All entries should be output exactly as they stand.

(Figure collection entries)
● ● ● ● ●
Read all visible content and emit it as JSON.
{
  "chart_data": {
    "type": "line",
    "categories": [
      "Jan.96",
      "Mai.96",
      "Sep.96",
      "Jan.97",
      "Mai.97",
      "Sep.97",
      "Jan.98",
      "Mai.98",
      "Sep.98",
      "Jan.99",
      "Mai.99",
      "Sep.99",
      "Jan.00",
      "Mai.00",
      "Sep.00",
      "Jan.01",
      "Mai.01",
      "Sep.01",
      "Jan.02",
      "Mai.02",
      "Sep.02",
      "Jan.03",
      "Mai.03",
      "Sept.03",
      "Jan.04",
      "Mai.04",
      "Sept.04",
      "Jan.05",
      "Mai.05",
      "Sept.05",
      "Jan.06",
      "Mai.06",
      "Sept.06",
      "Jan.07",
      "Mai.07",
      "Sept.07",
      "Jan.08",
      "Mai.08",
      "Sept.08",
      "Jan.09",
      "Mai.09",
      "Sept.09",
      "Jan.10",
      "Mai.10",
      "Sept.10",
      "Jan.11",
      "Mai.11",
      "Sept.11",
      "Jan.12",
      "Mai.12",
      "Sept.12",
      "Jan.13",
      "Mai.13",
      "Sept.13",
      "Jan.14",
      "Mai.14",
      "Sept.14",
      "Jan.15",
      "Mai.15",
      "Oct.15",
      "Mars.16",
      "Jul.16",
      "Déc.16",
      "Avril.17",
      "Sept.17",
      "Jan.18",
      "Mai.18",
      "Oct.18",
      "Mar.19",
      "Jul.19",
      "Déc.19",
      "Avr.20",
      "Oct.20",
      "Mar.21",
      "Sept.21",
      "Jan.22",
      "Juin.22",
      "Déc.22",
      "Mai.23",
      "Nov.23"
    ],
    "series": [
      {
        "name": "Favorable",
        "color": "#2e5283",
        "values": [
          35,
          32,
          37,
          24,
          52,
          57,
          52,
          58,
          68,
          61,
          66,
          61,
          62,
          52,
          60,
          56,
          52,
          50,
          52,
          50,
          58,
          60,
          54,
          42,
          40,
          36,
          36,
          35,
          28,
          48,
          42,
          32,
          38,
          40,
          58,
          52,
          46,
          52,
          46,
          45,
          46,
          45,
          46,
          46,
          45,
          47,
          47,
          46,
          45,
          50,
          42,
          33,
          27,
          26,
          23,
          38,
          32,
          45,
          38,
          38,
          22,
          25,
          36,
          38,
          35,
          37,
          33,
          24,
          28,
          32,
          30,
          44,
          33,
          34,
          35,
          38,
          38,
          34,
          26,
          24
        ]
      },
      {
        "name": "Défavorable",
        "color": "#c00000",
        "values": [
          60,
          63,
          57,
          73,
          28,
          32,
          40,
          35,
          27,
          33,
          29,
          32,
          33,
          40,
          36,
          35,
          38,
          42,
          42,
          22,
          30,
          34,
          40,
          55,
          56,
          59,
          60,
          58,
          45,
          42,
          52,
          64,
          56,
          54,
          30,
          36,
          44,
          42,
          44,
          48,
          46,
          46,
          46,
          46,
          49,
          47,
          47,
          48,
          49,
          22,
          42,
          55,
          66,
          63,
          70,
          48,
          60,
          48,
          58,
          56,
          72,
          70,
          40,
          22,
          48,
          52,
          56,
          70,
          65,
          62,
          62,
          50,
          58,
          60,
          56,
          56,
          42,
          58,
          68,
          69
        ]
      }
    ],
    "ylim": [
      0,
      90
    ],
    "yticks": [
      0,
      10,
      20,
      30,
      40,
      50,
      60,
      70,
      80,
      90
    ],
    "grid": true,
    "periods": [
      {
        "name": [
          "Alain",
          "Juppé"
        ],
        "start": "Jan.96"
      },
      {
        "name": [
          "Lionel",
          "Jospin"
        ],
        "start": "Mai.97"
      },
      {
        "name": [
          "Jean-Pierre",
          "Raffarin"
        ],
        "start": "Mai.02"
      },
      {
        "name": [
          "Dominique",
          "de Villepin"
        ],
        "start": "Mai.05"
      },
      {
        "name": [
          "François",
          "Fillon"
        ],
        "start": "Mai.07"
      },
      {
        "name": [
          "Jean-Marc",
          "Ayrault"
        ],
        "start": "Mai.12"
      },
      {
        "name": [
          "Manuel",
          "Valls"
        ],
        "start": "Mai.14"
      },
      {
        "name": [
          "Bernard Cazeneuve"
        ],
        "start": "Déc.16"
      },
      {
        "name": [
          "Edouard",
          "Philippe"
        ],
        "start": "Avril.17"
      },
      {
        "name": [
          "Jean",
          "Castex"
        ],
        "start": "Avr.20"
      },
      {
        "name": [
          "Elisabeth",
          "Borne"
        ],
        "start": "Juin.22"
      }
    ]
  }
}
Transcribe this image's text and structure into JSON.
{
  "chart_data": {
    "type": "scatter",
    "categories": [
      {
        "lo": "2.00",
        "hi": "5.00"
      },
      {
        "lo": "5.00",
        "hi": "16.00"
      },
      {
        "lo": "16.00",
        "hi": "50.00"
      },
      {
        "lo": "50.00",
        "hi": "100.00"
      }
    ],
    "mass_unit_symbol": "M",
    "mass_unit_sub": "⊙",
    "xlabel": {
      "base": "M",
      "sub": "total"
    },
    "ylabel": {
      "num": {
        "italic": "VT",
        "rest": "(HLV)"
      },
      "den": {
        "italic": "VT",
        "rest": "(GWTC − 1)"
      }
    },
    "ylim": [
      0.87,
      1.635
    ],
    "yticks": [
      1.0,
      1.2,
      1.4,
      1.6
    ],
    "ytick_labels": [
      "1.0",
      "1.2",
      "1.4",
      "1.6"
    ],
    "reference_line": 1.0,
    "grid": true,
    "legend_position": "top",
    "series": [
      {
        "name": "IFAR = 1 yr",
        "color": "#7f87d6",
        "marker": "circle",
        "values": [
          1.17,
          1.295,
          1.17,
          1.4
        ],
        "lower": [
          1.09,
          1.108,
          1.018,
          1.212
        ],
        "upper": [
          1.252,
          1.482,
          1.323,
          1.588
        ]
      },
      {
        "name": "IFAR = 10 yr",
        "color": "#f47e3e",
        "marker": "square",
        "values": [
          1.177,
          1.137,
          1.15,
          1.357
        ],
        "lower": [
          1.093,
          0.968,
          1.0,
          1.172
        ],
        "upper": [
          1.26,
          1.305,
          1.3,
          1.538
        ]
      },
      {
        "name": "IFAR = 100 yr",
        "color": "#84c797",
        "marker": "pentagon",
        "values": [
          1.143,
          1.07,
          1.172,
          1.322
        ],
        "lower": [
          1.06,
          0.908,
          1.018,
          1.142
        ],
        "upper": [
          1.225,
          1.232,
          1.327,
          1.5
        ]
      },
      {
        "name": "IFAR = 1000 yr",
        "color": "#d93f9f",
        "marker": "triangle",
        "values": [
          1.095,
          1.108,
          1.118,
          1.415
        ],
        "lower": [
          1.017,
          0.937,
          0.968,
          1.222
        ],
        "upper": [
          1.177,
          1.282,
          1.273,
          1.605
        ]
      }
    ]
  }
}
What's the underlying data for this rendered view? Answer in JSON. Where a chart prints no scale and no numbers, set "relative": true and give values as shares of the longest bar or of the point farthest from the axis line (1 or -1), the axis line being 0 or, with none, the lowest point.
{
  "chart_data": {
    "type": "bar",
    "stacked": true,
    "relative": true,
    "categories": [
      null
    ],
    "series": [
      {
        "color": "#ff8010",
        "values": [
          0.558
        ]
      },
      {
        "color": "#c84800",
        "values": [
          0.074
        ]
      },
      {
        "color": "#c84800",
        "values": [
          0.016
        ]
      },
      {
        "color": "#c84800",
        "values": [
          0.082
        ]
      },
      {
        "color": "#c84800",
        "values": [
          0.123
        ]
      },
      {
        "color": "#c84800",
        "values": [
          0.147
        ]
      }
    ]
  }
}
● ● ● ● ●
(THE OUTPUT)
Read all visible content and emit it as JSON.
{
  "chart_data": {
    "type": "line",
    "categories": [
      "Jan.96",
      "Mai.96",
      "Sep.96",
      "Jan.97",
      "Mai.97",
      "Sep.97",
      "Jan.98",
      "Mai.98",
      "Sep.98",
      "Jan.99",
      "Mai.99",
      "Sep.99",
      "Jan.00",
      "Mai.00",
      "Sep.00",
      "Jan.01",
      "Mai.01",
      "Sep.01",
      "Jan.02",
      "Mai.02",
      "Sep.02",
      "Jan.03",
      "Mai.03",
      "Sept.03",
      "Jan.04",
      "Mai.04",
      "Sept.04",
      "Jan.05",
      "Mai.05",
      "Sept.05",
      "Jan.06",
      "Mai.06",
      "Sept.06",
      "Jan.07",
      "Mai.07",
      "Sept.07",
      "Jan.08",
      "Mai.08",
      "Sept.08",
      "Jan.09",
      "Mai.09",
      "Sept.09",
      "Jan.10",
      "Mai.10",
      "Sept.10",
      "Jan.11",
      "Mai.11",
      "Sept.11",
      "Jan.12",
      "Mai.12",
      "Sept.12",
      "Jan.13",
      "Mai.13",
      "Sept.13",
      "Jan.14",
      "Mai.14",
      "Sept.14",
      "Jan.15",
      "Mai.15",
      "Oct.15",
      "Mars.16",
      "Jul.16",
      "Déc.16",
      "Avril.17",
      "Sept.17",
      "Jan.18",
      "Mai.18",
      "Oct.18",
      "Mar.19",
      "Jul.19",
      "Déc.19",
      "Avr.20",
      "Oct.20",
      "Mar.21",
      "Sept.21",
      "Jan.22",
      "Juin.22",
      "Déc.22",
      "Mai.23",
      "Nov.23"
    ],
    "series": [
      {
        "name": "Favorable",
        "color": "#2e5283",
        "values": [
          35,
          32,
          37,
          24,
          52,
          57,
          52,
          58,
          68,
          61,
          66,
          61,
          62,
          52,
          60,
          56,
          52,
          50,
          52,
          50,
          58,
          60,
          54,
          42,
          40,
          36,
          36,
          35,
          28,
          48,
          42,
          32,
          38,
          40,
          58,
          52,
          46,
          52,
          46,
          45,
          46,
          45,
          46,
          46,
          45,
          47,
          47,
          46,
          45,
          50,
          42,
          33,
          27,
          26,
          23,
          38,
          32,
          45,
          38,
          38,
          22,
          25,
          36,
          38,
          35,
          37,
          33,
          24,
          28,
          32,
          30,
          44,
          33,
          34,
          35,
          38,
          38,
          34,
          26,
          24
        ]
      },
      {
        "name": "Défavorable",
        "color": "#c00000",
        "values": [
          60,
          63,
          57,
          73,
          28,
          32,
          40,
          35,
          27,
          33,
          29,
          32,
          33,
          40,
          36,
          35,
          38,
          42,
          42,
          22,
          30,
          34,
          40,
          55,
          56,
          59,
          60,
          58,
          45,
          42,
          52,
          64,
          56,
          54,
          30,
          36,
          44,
          42,
          44,
          48,
          46,
          46,
          46,
          46,
          49,
          47,
          47,
          48,
          49,
          22,
          42,
          55,
          66,
          63,
          70,
          48,
          60,
          48,
          58,
          56,
          72,
          70,
          40,
          22,
          48,
          52,
          56,
          70,
          65,
          62,
          62,
          50,
          58,
          60,
          56,
          56,
          42,
          58,
          68,
          69
        ]
      }
    ],
    "ylim": [
      0,
      90
    ],
    "yticks": [
      0,
      10,
      20,
      30,
      40,
      50,
      60,
      70,
      80,
      90
    ],
    "grid": true,
    "periods": [
      {
        "name": [
          "Alain",
          "Juppé"
        ],
        "start": "Jan.96"
      },
      {
        "name": [
          "Lionel",
          "Jospin"
        ],
        "start": "Mai.97"
      },
      {
        "name": [
          "Jean-Pierre",
          "Raffarin"
        ],
        "start": "Mai.02"
      },
      {
        "name": [
          "Dominique",
          "de Villepin"
        ],
        "start": "Mai.05"
      },
      {
        "name": [
          "François",
          "Fillon"
        ],
        "start": "Mai.07"
      },
      {
        "name": [
          "Jean-Marc",
          "Ayrault"
        ],
        "start": "Mai.12"
      },
      {
        "name": [
          "Manuel",
          "Valls"
        ],
        "start": "Mai.14"
      },
      {
        "name": [
          "Bernard Cazeneuve"
        ],
        "start": "Déc.16"
      },
      {
        "name": [
          "Edouard",
          "Philippe"
        ],
        "start": "Avril.17"
      },
      {
        "name": [
          "Jean",
          "Castex"
        ],
        "start": "Avr.20"
      },
      {
        "name": [
          "Elisabeth",
          "Borne"
        ],
        "start": "Juin.22"
      }
    ]
  }
}
Transcribe this image's text and structure into JSON.
{
  "chart_data": {
    "type": "scatter",
    "categories": [
      {
        "lo": "2.00",
        "hi": "5.00"
      },
      {
        "lo": "5.00",
        "hi": "16.00"
      },
      {
        "lo": "16.00",
        "hi": "50.00"
      },
      {
        "lo": "50.00",
        "hi": "100.00"
      }
    ],
    "mass_unit_symbol": "M",
    "mass_unit_sub": "⊙",
    "xlabel": {
      "base": "M",
      "sub": "total"
    },
    "ylabel": {
      "num": {
        "italic": "VT",
        "rest": "(HLV)"
      },
      "den": {
        "italic": "VT",
        "rest": "(GWTC − 1)"
      }
    },
    "ylim": [
      0.87,
      1.635
    ],
    "yticks": [
      1.0,
      1.2,
      1.4,
      1.6
    ],
    "ytick_labels": [
      "1.0",
      "1.2",
      "1.4",
      "1.6"
    ],
    "reference_line": 1.0,
    "grid": true,
    "legend_position": "top",
    "series": [
      {
        "name": "IFAR = 1 yr",
        "color": "#7f87d6",
        "marker": "circle",
        "values": [
          1.17,
          1.295,
          1.17,
          1.4
        ],
        "lower": [
          1.09,
          1.108,
          1.018,
          1.212
        ],
        "upper": [
          1.252,
          1.482,
          1.323,
          1.588
        ]
      },
      {
        "name": "IFAR = 10 yr",
        "color": "#f47e3e",
        "marker": "square",
        "values": [
          1.177,
          1.137,
          1.15,
          1.357
        ],
        "lower": [
          1.093,
          0.968,
          1.0,
          1.172
        ],
        "upper": [
          1.26,
          1.305,
          1.3,
          1.538
        ]
      },
      {
        "name": "IFAR = 100 yr",
        "color": "#84c797",
        "marker": "pentagon",
        "values": [
          1.143,
          1.07,
          1.172,
          1.322
        ],
        "lower": [
          1.06,
          0.908,
          1.018,
          1.142
        ],
        "upper": [
          1.225,
          1.232,
          1.327,
          1.5
        ]
      },
      {
        "name": "IFAR = 1000 yr",
        "color": "#d93f9f",
        "marker": "triangle",
        "values": [
          1.095,
          1.108,
          1.118,
          1.415
        ],
        "lower": [
          1.017,
          0.937,
          0.968,
          1.222
        ],
        "upper": [
          1.177,
          1.282,
          1.273,
          1.605
        ]
      }
    ]
  }
}
What's the underlying data for this rendered view? Answer in JSON. Where a chart prints no scale and no numbers, set "relative": true and give values as shares of the longest bar or of the point farthest from the axis line (1 or -1), the axis line being 0 or, with none, the lowest point.
{
  "chart_data": {
    "type": "bar",
    "stacked": true,
    "relative": true,
    "categories": [
      null
    ],
    "series": [
      {
        "color": "#ff8010",
        "values": [
          0.558
        ]
      },
      {
        "color": "#c84800",
        "values": [
          0.074
        ]
      },
      {
        "color": "#c84800",
        "values": [
          0.016
        ]
      },
      {
        "color": "#c84800",
        "values": [
          0.082
        ]
      },
      {
        "color": "#c84800",
        "values": [
          0.123
        ]
      },
      {
        "color": "#c84800",
        "values": [
          0.147
        ]
      }
    ]
  }
}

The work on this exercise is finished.